→ **DATASET**:
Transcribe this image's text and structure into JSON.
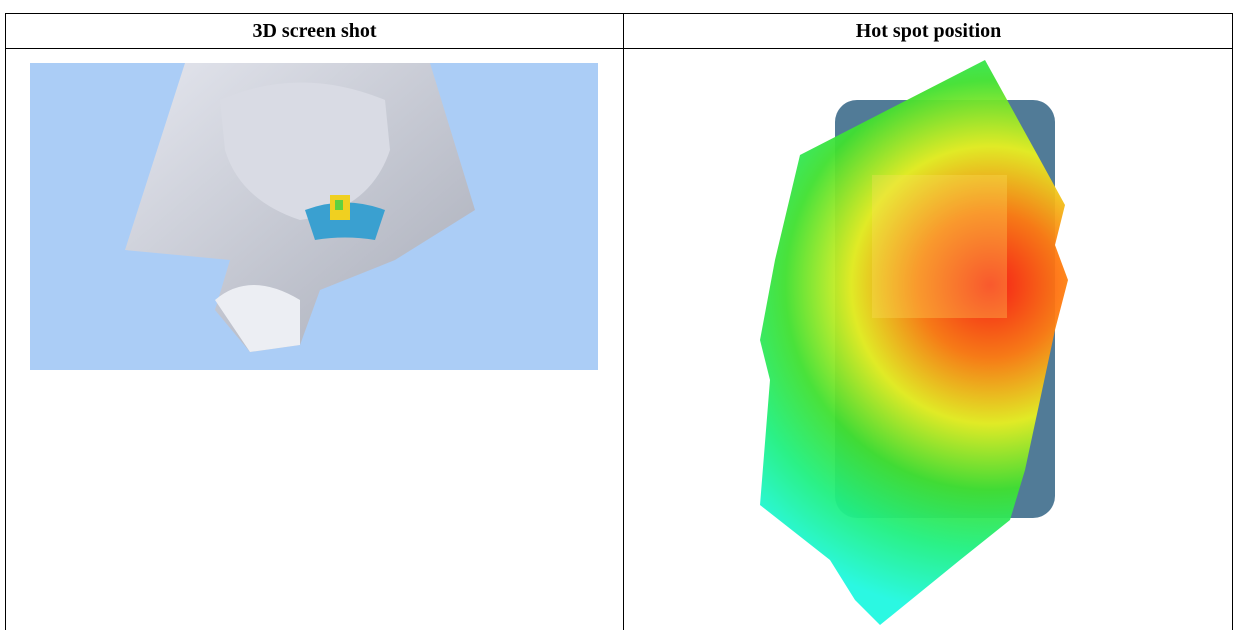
{
  "table": {
    "header": [
      "3D screen shot",
      "Hot spot position"
    ]
  }
}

→ **TASK REQUIREMENTS**: Without the pictures, transcribe the listing above exactly.

→ **FINAL RESULT**:
Transcribe this image's text and structure into JSON.
{
  "table": {
    "header": [
      "3D screen shot",
      "Hot spot position"
    ]
  }
}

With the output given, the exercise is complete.